### SHORT TASK:
Look through the data below and work out how many lines contain the string "Lista". Give the number alone.

### RECORDS FOR THIS EXERCISE:

▼

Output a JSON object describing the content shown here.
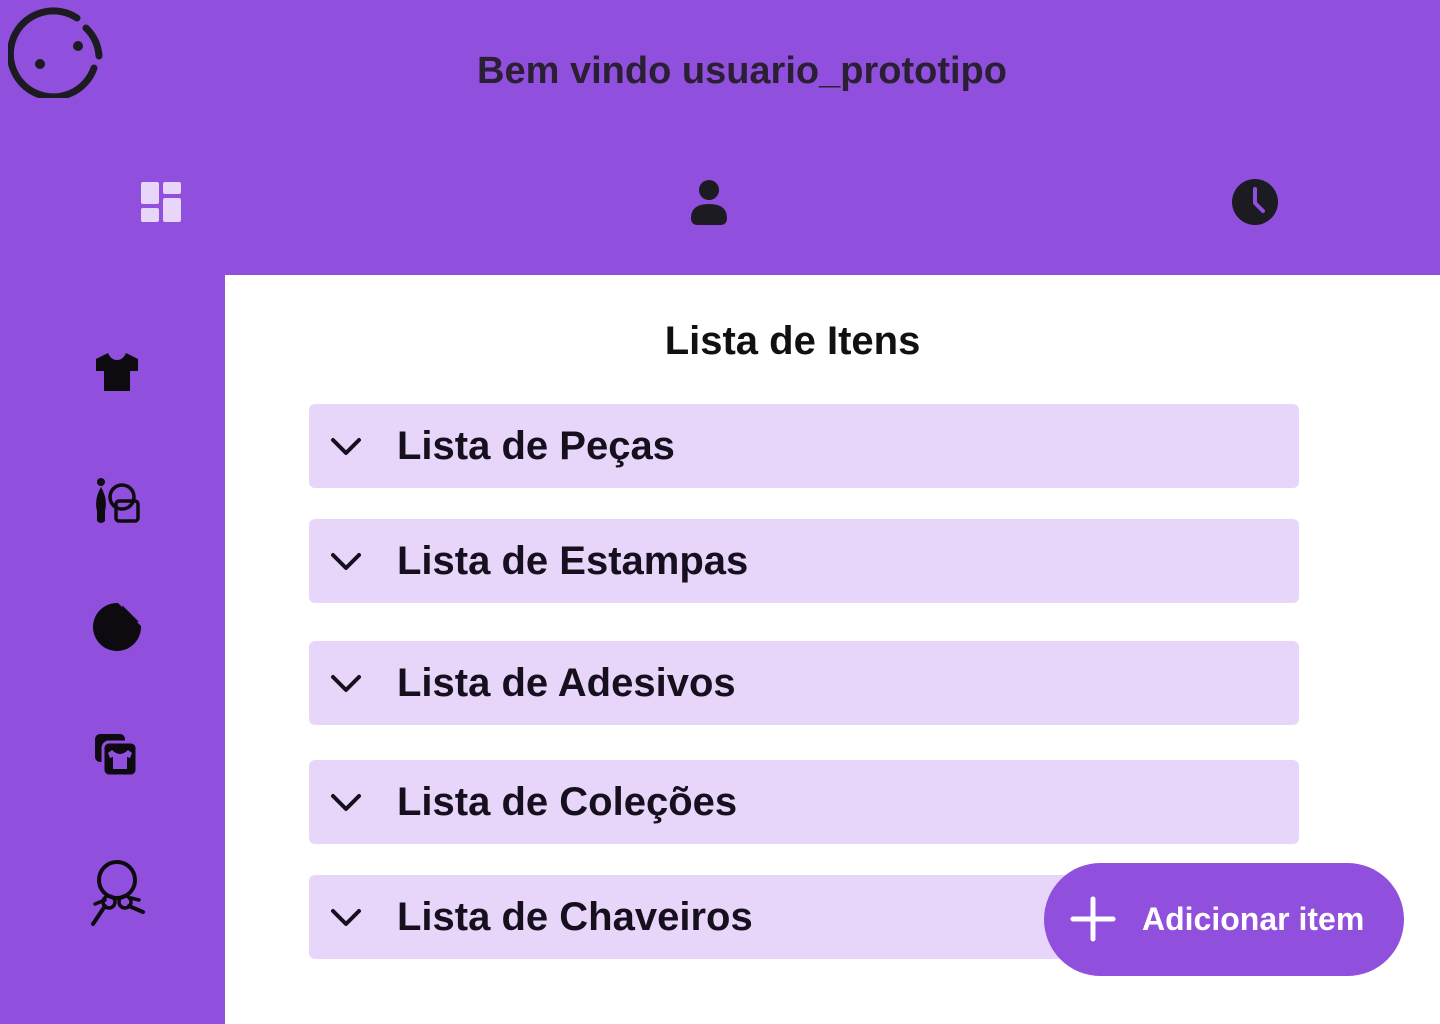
{
  "header": {
    "logo_icon": "smiley-circle-icon",
    "welcome_text": "Bem vindo usuario_prototipo"
  },
  "top_nav": [
    {
      "icon": "dashboard-icon",
      "active": true
    },
    {
      "icon": "person-icon",
      "active": false
    },
    {
      "icon": "clock-icon",
      "active": false
    }
  ],
  "sidebar": [
    {
      "icon": "tshirt-icon"
    },
    {
      "icon": "brush-shapes-icon"
    },
    {
      "icon": "sticker-icon"
    },
    {
      "icon": "collection-icon"
    },
    {
      "icon": "keychain-icon"
    }
  ],
  "main": {
    "title": "Lista de Itens",
    "lists": [
      {
        "label": "Lista de Peças"
      },
      {
        "label": "Lista de Estampas"
      },
      {
        "label": "Lista de Adesivos"
      },
      {
        "label": "Lista de Coleções"
      },
      {
        "label": "Lista de Chaveiros"
      }
    ],
    "add_button_label": "Adicionar item"
  },
  "colors": {
    "brand": "#914fdd",
    "accordion": "#e7d6fa",
    "active_nav": "#e7d6fa",
    "icon_dark": "#1c1b22"
  }
}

▲

### OUTPUT:
6